▶ **The data**:
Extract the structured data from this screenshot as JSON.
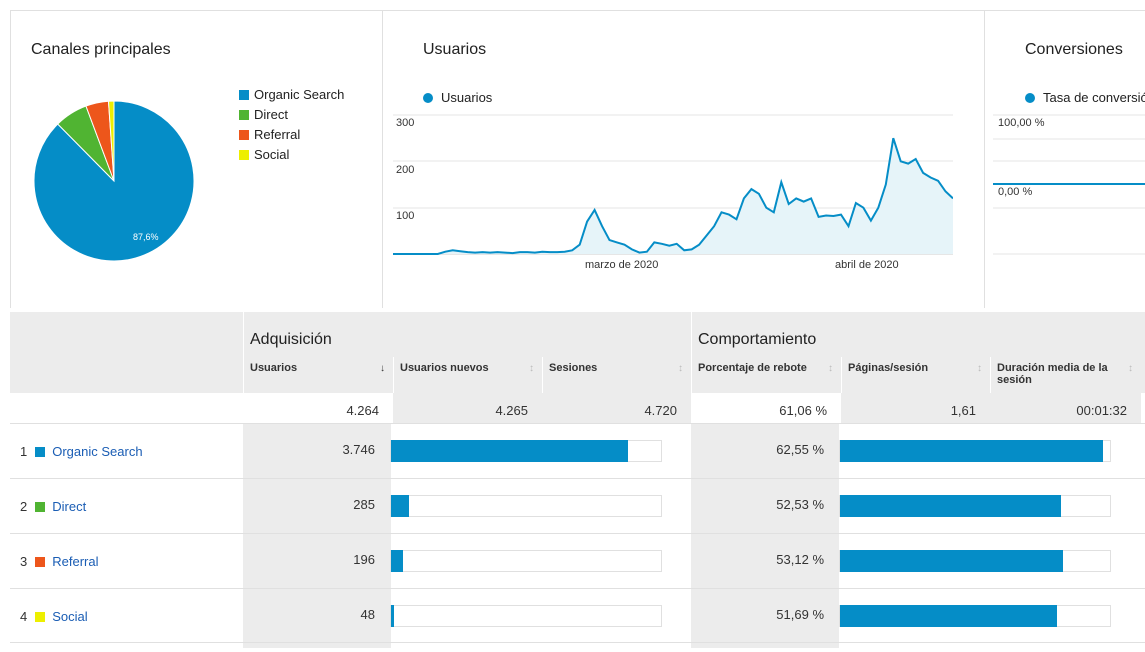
{
  "colors": {
    "organic": "#058dc7",
    "direct": "#50b432",
    "referral": "#ed561b",
    "social": "#edef00",
    "line": "#058dc7",
    "area": "#e6f4f9"
  },
  "channels_panel": {
    "title": "Canales principales",
    "legend": [
      "Organic Search",
      "Direct",
      "Referral",
      "Social"
    ],
    "pie_label": "87,6%"
  },
  "users_panel": {
    "title": "Usuarios",
    "legend": "Usuarios",
    "y_ticks": [
      "300",
      "200",
      "100"
    ],
    "x_ticks": [
      "marzo de 2020",
      "abril de 2020"
    ]
  },
  "conversions_panel": {
    "title": "Conversiones",
    "legend": "Tasa de conversión",
    "y_ticks": [
      "100,00 %",
      "0,00 %"
    ]
  },
  "chart_data": [
    {
      "type": "pie",
      "title": "Canales principales",
      "categories": [
        "Organic Search",
        "Direct",
        "Referral",
        "Social"
      ],
      "values": [
        87.6,
        6.7,
        4.6,
        1.1
      ],
      "data_labels": [
        "87,6%"
      ]
    },
    {
      "type": "area",
      "title": "Usuarios",
      "series": [
        {
          "name": "Usuarios",
          "values": [
            0,
            0,
            0,
            0,
            0,
            0,
            0,
            5,
            8,
            6,
            4,
            3,
            4,
            3,
            4,
            3,
            2,
            4,
            4,
            3,
            5,
            4,
            4,
            5,
            8,
            20,
            70,
            95,
            60,
            30,
            25,
            20,
            10,
            3,
            5,
            25,
            22,
            18,
            22,
            8,
            10,
            20,
            40,
            60,
            90,
            85,
            75,
            120,
            140,
            130,
            100,
            90,
            155,
            108,
            120,
            113,
            120,
            80,
            83,
            82,
            85,
            60,
            110,
            100,
            72,
            100,
            150,
            250,
            200,
            195,
            205,
            175,
            165,
            158,
            135,
            120
          ]
        }
      ],
      "x_ticks": [
        "marzo de 2020",
        "abril de 2020"
      ],
      "y_ticks": [
        100,
        200,
        300
      ],
      "ylim": [
        0,
        300
      ]
    },
    {
      "type": "line",
      "title": "Conversiones",
      "series": [
        {
          "name": "Tasa de conversión",
          "values": [
            0,
            0
          ]
        }
      ],
      "y_ticks": [
        "100,00 %",
        "0,00 %"
      ]
    },
    {
      "type": "bar",
      "title": "Usuarios",
      "categories": [
        "Organic Search",
        "Direct",
        "Referral",
        "Social"
      ],
      "values": [
        3746,
        285,
        196,
        48
      ]
    },
    {
      "type": "bar",
      "title": "Porcentaje de rebote",
      "categories": [
        "Organic Search",
        "Direct",
        "Referral",
        "Social"
      ],
      "values": [
        62.55,
        52.53,
        53.12,
        51.69
      ]
    }
  ],
  "table": {
    "group_acquisition": "Adquisición",
    "group_behavior": "Comportamiento",
    "columns": [
      "Usuarios",
      "Usuarios nuevos",
      "Sesiones",
      "Porcentaje de rebote",
      "Páginas/sesión",
      "Duración media de la sesión"
    ],
    "sort_active_icon": "↓",
    "sort_icon": "↕",
    "totals": [
      "4.264",
      "4.265",
      "4.720",
      "61,06 %",
      "1,61",
      "00:01:32"
    ],
    "rows": [
      {
        "num": "1",
        "name": "Organic Search",
        "users": "3.746",
        "users_bar": 0.878,
        "bounce": "62,55 %",
        "bounce_bar": 0.9746
      },
      {
        "num": "2",
        "name": "Direct",
        "users": "285",
        "users_bar": 0.067,
        "bounce": "52,53 %",
        "bounce_bar": 0.8185
      },
      {
        "num": "3",
        "name": "Referral",
        "users": "196",
        "users_bar": 0.046,
        "bounce": "53,12 %",
        "bounce_bar": 0.8277
      },
      {
        "num": "4",
        "name": "Social",
        "users": "48",
        "users_bar": 0.011,
        "bounce": "51,69 %",
        "bounce_bar": 0.8054
      }
    ]
  }
}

▶ **Exercise brief**: Go through the entries and return each line where the word "Usuarios" appears.

▶ **Problem solution**:
    "title": "Usuarios",
    "legend": "Usuarios",
      "title": "Usuarios",
          "name": "Usuarios",
      "title": "Usuarios",
      "Usuarios",
      "Usuarios nuevos",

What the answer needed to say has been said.